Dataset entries
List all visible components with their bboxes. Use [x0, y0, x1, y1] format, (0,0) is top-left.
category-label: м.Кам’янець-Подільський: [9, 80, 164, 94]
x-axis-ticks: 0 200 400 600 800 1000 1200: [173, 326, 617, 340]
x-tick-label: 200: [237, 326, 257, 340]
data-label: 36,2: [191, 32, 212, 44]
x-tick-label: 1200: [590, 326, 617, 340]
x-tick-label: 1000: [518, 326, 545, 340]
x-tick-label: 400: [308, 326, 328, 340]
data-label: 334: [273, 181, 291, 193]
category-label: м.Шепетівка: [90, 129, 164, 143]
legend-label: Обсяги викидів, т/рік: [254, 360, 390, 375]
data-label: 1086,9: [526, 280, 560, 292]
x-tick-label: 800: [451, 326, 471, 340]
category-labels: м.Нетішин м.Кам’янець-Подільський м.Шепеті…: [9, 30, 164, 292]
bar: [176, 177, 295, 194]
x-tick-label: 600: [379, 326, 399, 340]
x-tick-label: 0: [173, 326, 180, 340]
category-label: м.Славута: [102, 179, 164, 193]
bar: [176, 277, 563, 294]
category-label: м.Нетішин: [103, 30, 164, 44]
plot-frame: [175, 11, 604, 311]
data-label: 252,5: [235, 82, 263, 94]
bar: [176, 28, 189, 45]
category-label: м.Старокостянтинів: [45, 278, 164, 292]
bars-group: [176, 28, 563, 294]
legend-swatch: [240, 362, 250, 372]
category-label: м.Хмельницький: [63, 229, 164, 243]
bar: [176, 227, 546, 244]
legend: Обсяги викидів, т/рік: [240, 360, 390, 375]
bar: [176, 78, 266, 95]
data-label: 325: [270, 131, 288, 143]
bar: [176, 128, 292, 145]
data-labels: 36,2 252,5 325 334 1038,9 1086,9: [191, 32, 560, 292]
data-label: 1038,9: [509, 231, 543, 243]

**Stated goal**
Repeat all of the lines above word for word.

**Finished exercise**
List all visible components with their bboxes. Use [x0, y0, x1, y1] format, (0,0) is top-left.
category-label: м.Кам’янець-Подільський: [9, 80, 164, 94]
x-axis-ticks: 0 200 400 600 800 1000 1200: [173, 326, 617, 340]
x-tick-label: 200: [237, 326, 257, 340]
data-label: 36,2: [191, 32, 212, 44]
x-tick-label: 1200: [590, 326, 617, 340]
x-tick-label: 1000: [518, 326, 545, 340]
x-tick-label: 400: [308, 326, 328, 340]
data-label: 334: [273, 181, 291, 193]
category-label: м.Шепетівка: [90, 129, 164, 143]
legend-label: Обсяги викидів, т/рік: [254, 360, 390, 375]
data-label: 1086,9: [526, 280, 560, 292]
x-tick-label: 800: [451, 326, 471, 340]
category-labels: м.Нетішин м.Кам’янець-Подільський м.Шепеті…: [9, 30, 164, 292]
bar: [176, 177, 295, 194]
x-tick-label: 600: [379, 326, 399, 340]
x-tick-label: 0: [173, 326, 180, 340]
category-label: м.Славута: [102, 179, 164, 193]
bar: [176, 277, 563, 294]
category-label: м.Нетішин: [103, 30, 164, 44]
plot-frame: [175, 11, 604, 311]
data-label: 252,5: [235, 82, 263, 94]
bar: [176, 28, 189, 45]
category-label: м.Старокостянтинів: [45, 278, 164, 292]
bars-group: [176, 28, 563, 294]
legend-swatch: [240, 362, 250, 372]
category-label: м.Хмельницький: [63, 229, 164, 243]
bar: [176, 227, 546, 244]
legend: Обсяги викидів, т/рік: [240, 360, 390, 375]
bar: [176, 78, 266, 95]
data-label: 325: [270, 131, 288, 143]
bar: [176, 128, 292, 145]
data-labels: 36,2 252,5 325 334 1038,9 1086,9: [191, 32, 560, 292]
data-label: 1038,9: [509, 231, 543, 243]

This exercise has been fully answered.